Description of the task:
Your task is to copy the listing exactly, with the pictures left out.

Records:

======

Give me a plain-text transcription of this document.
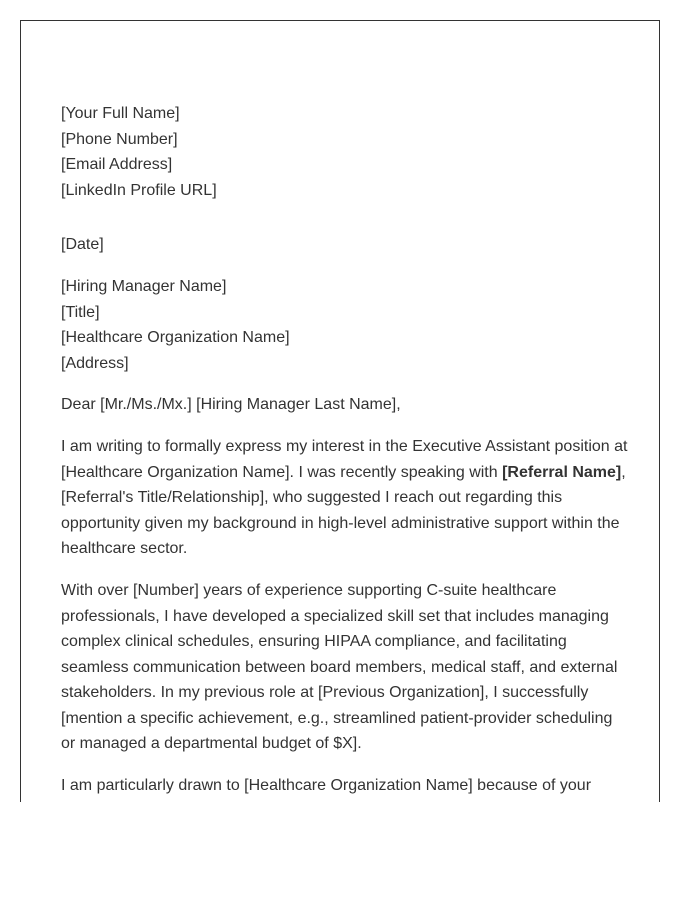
[Your Full Name]
[Phone Number]
[Email Address]
[LinkedIn Profile URL]
[Date]
[Hiring Manager Name]
[Title]
[Healthcare Organization Name]
[Address]

Dear [Mr./Ms./Mx.] [Hiring Manager Last Name],

I am writing to formally express my interest in the Executive Assistant position at [Healthcare Organization Name]. I was recently speaking with [Referral Name], [Referral's Title/Relationship], who suggested I reach out regarding this opportunity given my background in high-level administrative support within the healthcare sector.

With over [Number] years of experience supporting C-suite healthcare professionals, I have developed a specialized skill set that includes managing complex clinical schedules, ensuring HIPAA compliance, and facilitating seamless communication between board members, medical staff, and external stakeholders. In my previous role at [Previous Organization], I successfully [mention a specific achievement, e.g., streamlined patient-provider scheduling or managed a departmental budget of $X].

I am particularly drawn to [Healthcare Organization Name] because of your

======

Task result:
Give me a plain-text transcription of this document.
[Your Full Name]
[Phone Number]
[Email Address]
[LinkedIn Profile URL]
[Date]
[Hiring Manager Name]
[Title]
[Healthcare Organization Name]
[Address]

Dear [Mr./Ms./Mx.] [Hiring Manager Last Name],

I am writing to formally express my interest in the Executive Assistant position at [Healthcare Organization Name]. I was recently speaking with [Referral Name], [Referral's Title/Relationship], who suggested I reach out regarding this opportunity given my background in high-level administrative support within the healthcare sector.

With over [Number] years of experience supporting C-suite healthcare professionals, I have developed a specialized skill set that includes managing complex clinical schedules, ensuring HIPAA compliance, and facilitating seamless communication between board members, medical staff, and external stakeholders. In my previous role at [Previous Organization], I successfully [mention a specific achievement, e.g., streamlined patient-provider scheduling or managed a departmental budget of $X].

I am particularly drawn to [Healthcare Organization Name] because of your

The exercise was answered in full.